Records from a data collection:

__________________________________________________

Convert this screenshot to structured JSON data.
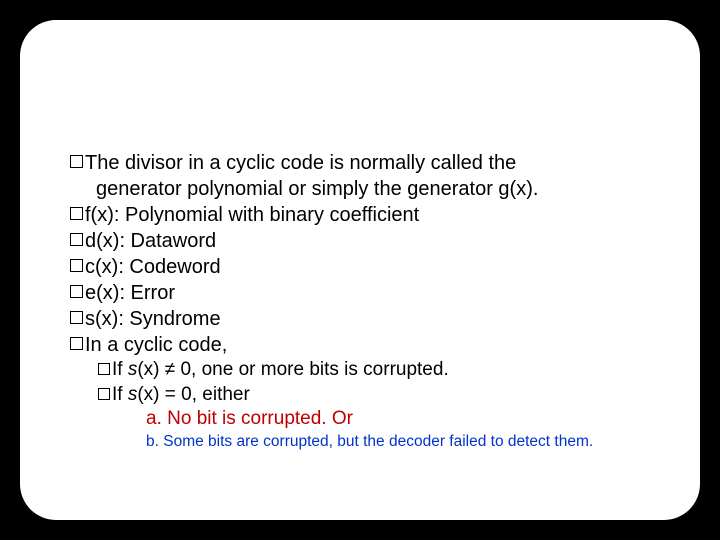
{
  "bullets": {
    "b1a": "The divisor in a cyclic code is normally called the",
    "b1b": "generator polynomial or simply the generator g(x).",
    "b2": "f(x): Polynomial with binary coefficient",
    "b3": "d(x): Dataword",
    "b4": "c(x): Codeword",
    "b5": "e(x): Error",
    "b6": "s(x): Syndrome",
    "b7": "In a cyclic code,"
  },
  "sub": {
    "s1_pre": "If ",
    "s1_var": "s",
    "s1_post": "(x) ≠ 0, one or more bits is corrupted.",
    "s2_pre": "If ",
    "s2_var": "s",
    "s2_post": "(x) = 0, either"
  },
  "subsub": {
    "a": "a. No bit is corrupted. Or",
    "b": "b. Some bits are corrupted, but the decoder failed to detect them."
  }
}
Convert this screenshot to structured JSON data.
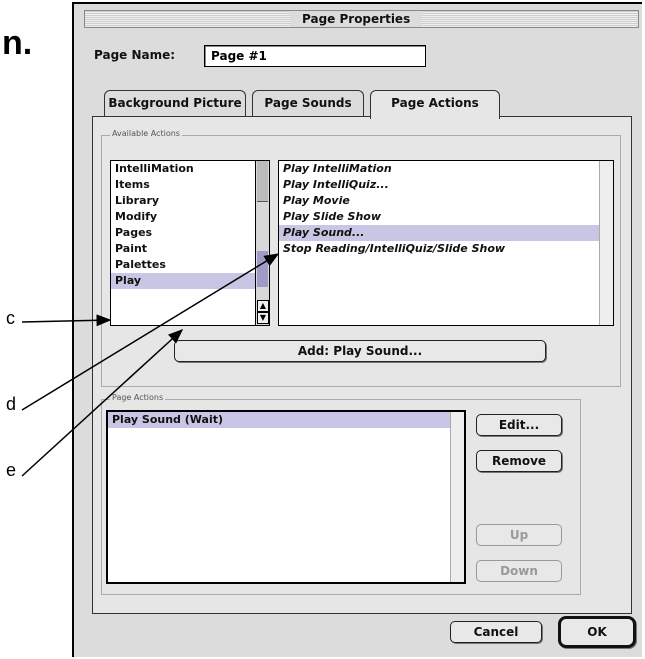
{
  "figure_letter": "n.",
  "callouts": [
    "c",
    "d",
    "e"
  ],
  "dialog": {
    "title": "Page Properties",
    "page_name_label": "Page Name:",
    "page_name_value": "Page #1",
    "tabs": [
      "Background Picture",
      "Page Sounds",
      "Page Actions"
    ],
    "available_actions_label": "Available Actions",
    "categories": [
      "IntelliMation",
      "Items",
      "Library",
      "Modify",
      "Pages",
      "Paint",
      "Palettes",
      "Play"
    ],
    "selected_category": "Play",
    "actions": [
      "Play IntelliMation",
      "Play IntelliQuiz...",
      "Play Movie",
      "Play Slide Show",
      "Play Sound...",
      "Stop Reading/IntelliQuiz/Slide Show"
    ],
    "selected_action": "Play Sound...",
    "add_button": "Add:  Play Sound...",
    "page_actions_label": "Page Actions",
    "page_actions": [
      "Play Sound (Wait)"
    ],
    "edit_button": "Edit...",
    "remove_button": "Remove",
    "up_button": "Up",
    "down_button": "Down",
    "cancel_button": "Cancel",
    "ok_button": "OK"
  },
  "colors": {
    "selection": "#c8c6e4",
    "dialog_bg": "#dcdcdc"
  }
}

__________________________________________________

Write out all the entries word for word, but skip any images.

Convert this screenshot to structured JSON data.
{
  "bullets": {
    "b1a": "The divisor in a cyclic code is normally called the",
    "b1b": "generator polynomial or simply the generator g(x).",
    "b2": "f(x): Polynomial with binary coefficient",
    "b3": "d(x): Dataword",
    "b4": "c(x): Codeword",
    "b5": "e(x): Error",
    "b6": "s(x): Syndrome",
    "b7": "In a cyclic code,"
  },
  "sub": {
    "s1_pre": "If ",
    "s1_var": "s",
    "s1_post": "(x) ≠ 0, one or more bits is corrupted.",
    "s2_pre": "If ",
    "s2_var": "s",
    "s2_post": "(x) = 0, either"
  },
  "subsub": {
    "a": "a. No bit is corrupted. Or",
    "b": "b. Some bits are corrupted, but the decoder failed to detect them."
  }
}
Convert this screenshot to structured JSON data.
{
  "figure_letter": "n.",
  "callouts": [
    "c",
    "d",
    "e"
  ],
  "dialog": {
    "title": "Page Properties",
    "page_name_label": "Page Name:",
    "page_name_value": "Page #1",
    "tabs": [
      "Background Picture",
      "Page Sounds",
      "Page Actions"
    ],
    "available_actions_label": "Available Actions",
    "categories": [
      "IntelliMation",
      "Items",
      "Library",
      "Modify",
      "Pages",
      "Paint",
      "Palettes",
      "Play"
    ],
    "selected_category": "Play",
    "actions": [
      "Play IntelliMation",
      "Play IntelliQuiz...",
      "Play Movie",
      "Play Slide Show",
      "Play Sound...",
      "Stop Reading/IntelliQuiz/Slide Show"
    ],
    "selected_action": "Play Sound...",
    "add_button": "Add:  Play Sound...",
    "page_actions_label": "Page Actions",
    "page_actions": [
      "Play Sound (Wait)"
    ],
    "edit_button": "Edit...",
    "remove_button": "Remove",
    "up_button": "Up",
    "down_button": "Down",
    "cancel_button": "Cancel",
    "ok_button": "OK"
  },
  "colors": {
    "selection": "#c8c6e4",
    "dialog_bg": "#dcdcdc"
  }
}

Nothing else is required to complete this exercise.